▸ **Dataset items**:
## begin
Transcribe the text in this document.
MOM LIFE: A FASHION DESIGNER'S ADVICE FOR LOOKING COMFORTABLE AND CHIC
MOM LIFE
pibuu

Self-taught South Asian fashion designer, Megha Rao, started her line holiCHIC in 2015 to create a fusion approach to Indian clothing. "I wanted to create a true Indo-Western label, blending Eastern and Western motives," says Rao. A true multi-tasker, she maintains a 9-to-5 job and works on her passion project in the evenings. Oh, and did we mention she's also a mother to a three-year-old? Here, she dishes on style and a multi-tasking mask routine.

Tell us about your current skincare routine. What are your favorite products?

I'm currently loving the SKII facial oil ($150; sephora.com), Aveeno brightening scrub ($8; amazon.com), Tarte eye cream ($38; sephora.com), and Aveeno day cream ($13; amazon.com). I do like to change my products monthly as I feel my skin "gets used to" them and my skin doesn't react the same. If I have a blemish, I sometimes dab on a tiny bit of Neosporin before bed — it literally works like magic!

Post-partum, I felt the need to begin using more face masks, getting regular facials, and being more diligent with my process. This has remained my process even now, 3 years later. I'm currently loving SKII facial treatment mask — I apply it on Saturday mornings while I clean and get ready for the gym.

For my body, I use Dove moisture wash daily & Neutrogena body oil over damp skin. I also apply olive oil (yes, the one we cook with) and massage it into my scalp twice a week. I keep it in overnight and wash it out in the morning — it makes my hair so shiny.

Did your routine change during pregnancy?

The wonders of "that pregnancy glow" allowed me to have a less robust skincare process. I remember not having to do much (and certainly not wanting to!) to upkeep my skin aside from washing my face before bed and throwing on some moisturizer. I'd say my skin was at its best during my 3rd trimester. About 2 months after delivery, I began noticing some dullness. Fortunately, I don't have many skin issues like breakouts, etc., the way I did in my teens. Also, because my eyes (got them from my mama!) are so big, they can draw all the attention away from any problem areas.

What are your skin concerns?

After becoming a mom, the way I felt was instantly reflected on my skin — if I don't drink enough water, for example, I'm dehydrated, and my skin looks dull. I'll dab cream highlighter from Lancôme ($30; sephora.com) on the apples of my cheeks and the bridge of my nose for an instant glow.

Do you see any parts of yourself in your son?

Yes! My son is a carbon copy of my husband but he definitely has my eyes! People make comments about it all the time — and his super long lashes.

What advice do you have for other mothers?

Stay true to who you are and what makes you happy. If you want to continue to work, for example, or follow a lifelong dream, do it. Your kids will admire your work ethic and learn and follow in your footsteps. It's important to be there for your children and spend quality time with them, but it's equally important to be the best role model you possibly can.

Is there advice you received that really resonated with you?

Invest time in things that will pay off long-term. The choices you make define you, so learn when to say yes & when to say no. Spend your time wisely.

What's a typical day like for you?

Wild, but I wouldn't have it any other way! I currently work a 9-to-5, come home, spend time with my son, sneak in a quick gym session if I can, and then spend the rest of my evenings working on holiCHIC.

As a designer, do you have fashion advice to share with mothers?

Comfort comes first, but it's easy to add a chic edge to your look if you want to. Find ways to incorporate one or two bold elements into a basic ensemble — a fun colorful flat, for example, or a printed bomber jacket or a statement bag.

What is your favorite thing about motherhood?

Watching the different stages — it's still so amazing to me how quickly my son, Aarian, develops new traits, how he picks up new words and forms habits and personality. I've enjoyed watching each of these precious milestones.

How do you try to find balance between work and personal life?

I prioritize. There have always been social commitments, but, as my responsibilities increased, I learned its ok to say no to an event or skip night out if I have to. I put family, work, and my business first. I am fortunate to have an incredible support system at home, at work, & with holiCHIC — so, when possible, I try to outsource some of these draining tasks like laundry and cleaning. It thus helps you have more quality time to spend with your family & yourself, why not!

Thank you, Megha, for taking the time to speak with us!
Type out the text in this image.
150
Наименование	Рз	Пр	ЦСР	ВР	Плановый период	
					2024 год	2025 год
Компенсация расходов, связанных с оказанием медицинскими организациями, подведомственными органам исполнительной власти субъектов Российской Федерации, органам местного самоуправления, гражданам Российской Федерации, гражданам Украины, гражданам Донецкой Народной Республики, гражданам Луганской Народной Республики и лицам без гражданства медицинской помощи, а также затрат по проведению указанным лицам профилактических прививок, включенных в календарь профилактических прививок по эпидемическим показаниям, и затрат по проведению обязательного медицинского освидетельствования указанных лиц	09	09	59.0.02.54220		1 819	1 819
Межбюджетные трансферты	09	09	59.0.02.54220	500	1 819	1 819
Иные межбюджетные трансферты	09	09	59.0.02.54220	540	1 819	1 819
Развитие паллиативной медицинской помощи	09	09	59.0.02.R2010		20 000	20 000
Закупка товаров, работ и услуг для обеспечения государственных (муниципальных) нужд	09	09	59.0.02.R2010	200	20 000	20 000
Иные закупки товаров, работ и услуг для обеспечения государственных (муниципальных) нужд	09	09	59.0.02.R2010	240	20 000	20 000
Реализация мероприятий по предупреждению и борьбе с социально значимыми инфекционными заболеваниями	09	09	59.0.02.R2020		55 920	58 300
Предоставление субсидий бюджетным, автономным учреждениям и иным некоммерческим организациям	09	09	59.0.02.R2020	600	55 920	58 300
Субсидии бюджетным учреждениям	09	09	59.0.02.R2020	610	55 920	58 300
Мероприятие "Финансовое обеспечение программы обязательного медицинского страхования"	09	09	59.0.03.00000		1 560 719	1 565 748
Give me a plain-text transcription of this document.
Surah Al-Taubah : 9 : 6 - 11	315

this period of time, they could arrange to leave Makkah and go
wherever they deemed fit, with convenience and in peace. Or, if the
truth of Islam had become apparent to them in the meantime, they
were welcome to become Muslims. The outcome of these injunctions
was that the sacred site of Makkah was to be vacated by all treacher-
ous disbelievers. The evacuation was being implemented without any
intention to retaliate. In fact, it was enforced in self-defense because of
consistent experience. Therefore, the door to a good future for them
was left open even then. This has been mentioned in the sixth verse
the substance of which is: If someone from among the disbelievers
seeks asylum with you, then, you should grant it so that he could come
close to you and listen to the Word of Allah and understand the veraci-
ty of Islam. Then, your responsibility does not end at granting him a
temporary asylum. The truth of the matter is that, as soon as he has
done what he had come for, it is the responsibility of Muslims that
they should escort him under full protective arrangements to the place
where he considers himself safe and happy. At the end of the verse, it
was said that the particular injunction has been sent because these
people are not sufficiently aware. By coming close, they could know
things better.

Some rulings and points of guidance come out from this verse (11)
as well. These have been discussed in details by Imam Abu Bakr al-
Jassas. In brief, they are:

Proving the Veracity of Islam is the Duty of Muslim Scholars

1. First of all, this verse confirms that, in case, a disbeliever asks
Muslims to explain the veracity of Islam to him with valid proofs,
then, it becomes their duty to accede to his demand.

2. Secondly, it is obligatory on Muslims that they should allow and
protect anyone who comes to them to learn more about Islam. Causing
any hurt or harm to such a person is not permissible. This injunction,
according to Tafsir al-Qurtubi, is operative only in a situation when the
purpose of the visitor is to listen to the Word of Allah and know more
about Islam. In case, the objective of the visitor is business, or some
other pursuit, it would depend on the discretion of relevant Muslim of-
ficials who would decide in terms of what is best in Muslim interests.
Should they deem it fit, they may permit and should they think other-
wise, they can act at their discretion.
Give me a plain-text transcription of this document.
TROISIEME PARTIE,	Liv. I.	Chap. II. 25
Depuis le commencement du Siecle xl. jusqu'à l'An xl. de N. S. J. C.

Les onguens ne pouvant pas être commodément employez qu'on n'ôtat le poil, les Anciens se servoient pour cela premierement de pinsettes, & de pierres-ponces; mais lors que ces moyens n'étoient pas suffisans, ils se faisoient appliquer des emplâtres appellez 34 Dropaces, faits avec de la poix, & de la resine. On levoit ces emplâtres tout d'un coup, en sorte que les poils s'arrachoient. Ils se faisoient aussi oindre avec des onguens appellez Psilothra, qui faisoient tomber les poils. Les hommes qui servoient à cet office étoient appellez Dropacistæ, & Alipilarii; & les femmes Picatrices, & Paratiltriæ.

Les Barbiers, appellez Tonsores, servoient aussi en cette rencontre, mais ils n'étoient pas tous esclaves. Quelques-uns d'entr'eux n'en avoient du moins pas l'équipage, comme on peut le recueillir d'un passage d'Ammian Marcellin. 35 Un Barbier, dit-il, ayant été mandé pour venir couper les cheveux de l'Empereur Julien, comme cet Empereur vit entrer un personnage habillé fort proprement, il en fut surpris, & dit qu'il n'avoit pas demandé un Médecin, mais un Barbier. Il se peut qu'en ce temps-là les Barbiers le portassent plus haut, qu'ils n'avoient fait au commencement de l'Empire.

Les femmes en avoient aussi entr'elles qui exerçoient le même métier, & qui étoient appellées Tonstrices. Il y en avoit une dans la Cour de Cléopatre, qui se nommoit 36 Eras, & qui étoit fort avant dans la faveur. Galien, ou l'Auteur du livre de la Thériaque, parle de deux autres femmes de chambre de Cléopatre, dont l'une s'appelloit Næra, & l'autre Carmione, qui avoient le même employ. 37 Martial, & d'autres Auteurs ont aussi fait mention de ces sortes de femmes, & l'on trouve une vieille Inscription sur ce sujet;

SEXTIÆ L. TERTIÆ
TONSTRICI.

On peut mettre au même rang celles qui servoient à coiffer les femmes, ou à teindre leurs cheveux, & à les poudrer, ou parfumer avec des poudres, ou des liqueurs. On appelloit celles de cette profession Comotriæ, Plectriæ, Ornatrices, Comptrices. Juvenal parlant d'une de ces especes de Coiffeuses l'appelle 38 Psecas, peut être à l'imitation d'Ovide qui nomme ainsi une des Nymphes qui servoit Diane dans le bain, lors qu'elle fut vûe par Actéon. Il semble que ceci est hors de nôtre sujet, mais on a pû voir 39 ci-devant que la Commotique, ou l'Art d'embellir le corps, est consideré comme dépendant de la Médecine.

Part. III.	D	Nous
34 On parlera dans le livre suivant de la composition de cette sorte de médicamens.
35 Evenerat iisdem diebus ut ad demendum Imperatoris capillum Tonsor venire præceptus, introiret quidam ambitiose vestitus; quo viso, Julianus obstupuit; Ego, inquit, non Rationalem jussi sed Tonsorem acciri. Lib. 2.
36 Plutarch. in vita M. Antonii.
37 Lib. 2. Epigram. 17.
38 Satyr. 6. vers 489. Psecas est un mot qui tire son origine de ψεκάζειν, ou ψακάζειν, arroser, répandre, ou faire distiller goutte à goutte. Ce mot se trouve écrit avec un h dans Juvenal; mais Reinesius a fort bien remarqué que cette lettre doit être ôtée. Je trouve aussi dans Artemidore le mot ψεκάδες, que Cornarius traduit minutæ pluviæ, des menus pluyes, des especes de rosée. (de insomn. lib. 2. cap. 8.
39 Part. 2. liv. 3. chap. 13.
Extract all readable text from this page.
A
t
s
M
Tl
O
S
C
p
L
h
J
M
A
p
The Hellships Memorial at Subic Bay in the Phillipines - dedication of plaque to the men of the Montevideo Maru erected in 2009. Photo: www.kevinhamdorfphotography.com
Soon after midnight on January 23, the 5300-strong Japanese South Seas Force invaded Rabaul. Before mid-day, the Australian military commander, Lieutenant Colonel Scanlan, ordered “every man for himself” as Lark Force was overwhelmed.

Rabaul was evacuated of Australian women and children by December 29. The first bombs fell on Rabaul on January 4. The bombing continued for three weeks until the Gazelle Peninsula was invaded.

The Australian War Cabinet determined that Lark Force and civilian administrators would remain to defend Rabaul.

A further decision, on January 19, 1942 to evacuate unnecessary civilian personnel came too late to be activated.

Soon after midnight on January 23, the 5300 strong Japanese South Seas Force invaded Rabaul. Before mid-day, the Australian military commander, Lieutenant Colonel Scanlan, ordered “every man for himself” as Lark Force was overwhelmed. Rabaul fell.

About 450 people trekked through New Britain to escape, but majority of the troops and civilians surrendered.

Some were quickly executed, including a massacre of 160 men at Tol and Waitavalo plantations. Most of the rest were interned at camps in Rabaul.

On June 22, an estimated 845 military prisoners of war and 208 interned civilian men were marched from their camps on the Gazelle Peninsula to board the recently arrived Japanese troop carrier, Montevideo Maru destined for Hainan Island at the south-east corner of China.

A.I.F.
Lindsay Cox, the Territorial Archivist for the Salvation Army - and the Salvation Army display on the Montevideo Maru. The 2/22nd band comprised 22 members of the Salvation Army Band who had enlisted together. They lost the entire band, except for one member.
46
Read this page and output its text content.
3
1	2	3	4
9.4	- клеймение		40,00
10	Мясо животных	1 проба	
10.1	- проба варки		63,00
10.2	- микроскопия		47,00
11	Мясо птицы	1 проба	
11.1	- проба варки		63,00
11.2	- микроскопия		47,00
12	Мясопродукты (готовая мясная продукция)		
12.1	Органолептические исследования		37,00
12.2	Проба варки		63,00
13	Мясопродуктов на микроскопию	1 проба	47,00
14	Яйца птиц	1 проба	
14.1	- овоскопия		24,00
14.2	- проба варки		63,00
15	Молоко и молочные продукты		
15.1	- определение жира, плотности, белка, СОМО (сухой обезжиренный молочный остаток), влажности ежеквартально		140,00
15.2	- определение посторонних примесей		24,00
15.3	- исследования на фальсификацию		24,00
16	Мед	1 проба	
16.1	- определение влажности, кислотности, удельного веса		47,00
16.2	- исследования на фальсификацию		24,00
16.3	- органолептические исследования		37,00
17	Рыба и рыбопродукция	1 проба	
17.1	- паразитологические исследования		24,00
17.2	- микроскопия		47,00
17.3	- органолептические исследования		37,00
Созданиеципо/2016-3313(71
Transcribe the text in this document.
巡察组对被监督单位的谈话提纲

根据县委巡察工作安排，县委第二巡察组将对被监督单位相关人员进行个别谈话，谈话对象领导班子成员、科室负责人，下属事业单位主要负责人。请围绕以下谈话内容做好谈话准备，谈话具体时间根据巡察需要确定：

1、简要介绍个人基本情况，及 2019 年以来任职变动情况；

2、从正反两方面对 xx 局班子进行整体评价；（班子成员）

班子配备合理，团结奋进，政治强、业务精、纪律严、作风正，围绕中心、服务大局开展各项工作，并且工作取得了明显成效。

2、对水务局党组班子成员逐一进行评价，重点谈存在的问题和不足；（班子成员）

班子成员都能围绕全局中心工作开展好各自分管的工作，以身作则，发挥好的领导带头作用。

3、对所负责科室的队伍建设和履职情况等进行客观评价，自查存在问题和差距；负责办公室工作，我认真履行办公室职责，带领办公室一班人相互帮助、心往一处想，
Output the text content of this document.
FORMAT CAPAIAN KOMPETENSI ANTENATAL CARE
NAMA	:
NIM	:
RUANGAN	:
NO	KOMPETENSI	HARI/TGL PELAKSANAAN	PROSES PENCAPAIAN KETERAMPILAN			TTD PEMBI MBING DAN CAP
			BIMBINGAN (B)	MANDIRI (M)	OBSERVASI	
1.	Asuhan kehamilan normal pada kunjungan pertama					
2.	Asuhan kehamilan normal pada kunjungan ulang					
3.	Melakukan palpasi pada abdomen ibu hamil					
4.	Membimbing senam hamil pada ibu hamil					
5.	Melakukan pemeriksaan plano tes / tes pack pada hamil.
## end
▸ **Direction**: Copy each line above containing the string "работ".

▸ **Final result**:
Закупка товаров, работ и услуг для обеспечения государственных (муниципальных) нужд	09	09	59.0.02.R2010	200	20 000	20 000
Иные закупки товаров, работ и услуг для обеспечения государственных (муниципальных) нужд	09	09	59.0.02.R2010	240	20 000	20 000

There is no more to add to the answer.